• **The exercise**:
Type the records out again in full, exactly.
· · ·
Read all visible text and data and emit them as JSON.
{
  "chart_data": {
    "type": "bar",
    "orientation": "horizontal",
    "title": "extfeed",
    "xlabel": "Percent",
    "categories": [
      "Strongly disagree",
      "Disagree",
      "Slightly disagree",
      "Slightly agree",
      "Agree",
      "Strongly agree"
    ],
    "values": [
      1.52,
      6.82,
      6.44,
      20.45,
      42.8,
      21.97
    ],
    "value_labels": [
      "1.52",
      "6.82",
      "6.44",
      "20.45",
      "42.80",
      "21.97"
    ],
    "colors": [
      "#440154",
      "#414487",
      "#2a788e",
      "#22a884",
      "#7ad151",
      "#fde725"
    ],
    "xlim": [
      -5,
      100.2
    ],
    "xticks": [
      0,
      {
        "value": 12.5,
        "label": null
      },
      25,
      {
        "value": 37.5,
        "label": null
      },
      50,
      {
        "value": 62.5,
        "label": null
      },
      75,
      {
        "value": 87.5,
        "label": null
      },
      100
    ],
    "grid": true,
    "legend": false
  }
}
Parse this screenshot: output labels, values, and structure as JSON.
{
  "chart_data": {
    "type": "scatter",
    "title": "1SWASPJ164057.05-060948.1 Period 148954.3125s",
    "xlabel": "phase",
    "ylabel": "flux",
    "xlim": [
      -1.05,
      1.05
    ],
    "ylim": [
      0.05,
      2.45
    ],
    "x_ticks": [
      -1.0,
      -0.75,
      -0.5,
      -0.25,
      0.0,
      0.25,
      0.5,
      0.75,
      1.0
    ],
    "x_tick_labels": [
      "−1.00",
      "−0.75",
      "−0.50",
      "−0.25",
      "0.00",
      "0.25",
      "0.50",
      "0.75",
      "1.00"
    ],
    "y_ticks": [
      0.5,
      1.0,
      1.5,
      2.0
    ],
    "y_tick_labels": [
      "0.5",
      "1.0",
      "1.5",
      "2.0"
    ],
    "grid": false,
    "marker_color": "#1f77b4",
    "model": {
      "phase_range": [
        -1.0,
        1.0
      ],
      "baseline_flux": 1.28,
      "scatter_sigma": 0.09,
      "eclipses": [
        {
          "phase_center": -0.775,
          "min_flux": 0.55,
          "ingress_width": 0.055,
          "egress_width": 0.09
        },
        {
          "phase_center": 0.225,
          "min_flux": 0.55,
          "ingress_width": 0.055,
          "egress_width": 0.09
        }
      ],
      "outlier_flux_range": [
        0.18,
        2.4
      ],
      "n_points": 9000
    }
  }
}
· · ·
• **Answer to this exercise**:
Read all visible text and data and emit them as JSON.
{
  "chart_data": {
    "type": "bar",
    "orientation": "horizontal",
    "title": "extfeed",
    "xlabel": "Percent",
    "categories": [
      "Strongly disagree",
      "Disagree",
      "Slightly disagree",
      "Slightly agree",
      "Agree",
      "Strongly agree"
    ],
    "values": [
      1.52,
      6.82,
      6.44,
      20.45,
      42.8,
      21.97
    ],
    "value_labels": [
      "1.52",
      "6.82",
      "6.44",
      "20.45",
      "42.80",
      "21.97"
    ],
    "colors": [
      "#440154",
      "#414487",
      "#2a788e",
      "#22a884",
      "#7ad151",
      "#fde725"
    ],
    "xlim": [
      -5,
      100.2
    ],
    "xticks": [
      0,
      {
        "value": 12.5,
        "label": null
      },
      25,
      {
        "value": 37.5,
        "label": null
      },
      50,
      {
        "value": 62.5,
        "label": null
      },
      75,
      {
        "value": 87.5,
        "label": null
      },
      100
    ],
    "grid": true,
    "legend": false
  }
}
Parse this screenshot: output labels, values, and structure as JSON.
{
  "chart_data": {
    "type": "scatter",
    "title": "1SWASPJ164057.05-060948.1 Period 148954.3125s",
    "xlabel": "phase",
    "ylabel": "flux",
    "xlim": [
      -1.05,
      1.05
    ],
    "ylim": [
      0.05,
      2.45
    ],
    "x_ticks": [
      -1.0,
      -0.75,
      -0.5,
      -0.25,
      0.0,
      0.25,
      0.5,
      0.75,
      1.0
    ],
    "x_tick_labels": [
      "−1.00",
      "−0.75",
      "−0.50",
      "−0.25",
      "0.00",
      "0.25",
      "0.50",
      "0.75",
      "1.00"
    ],
    "y_ticks": [
      0.5,
      1.0,
      1.5,
      2.0
    ],
    "y_tick_labels": [
      "0.5",
      "1.0",
      "1.5",
      "2.0"
    ],
    "grid": false,
    "marker_color": "#1f77b4",
    "model": {
      "phase_range": [
        -1.0,
        1.0
      ],
      "baseline_flux": 1.28,
      "scatter_sigma": 0.09,
      "eclipses": [
        {
          "phase_center": -0.775,
          "min_flux": 0.55,
          "ingress_width": 0.055,
          "egress_width": 0.09
        },
        {
          "phase_center": 0.225,
          "min_flux": 0.55,
          "ingress_width": 0.055,
          "egress_width": 0.09
        }
      ],
      "outlier_flux_range": [
        0.18,
        2.4
      ],
      "n_points": 9000
    }
  }
}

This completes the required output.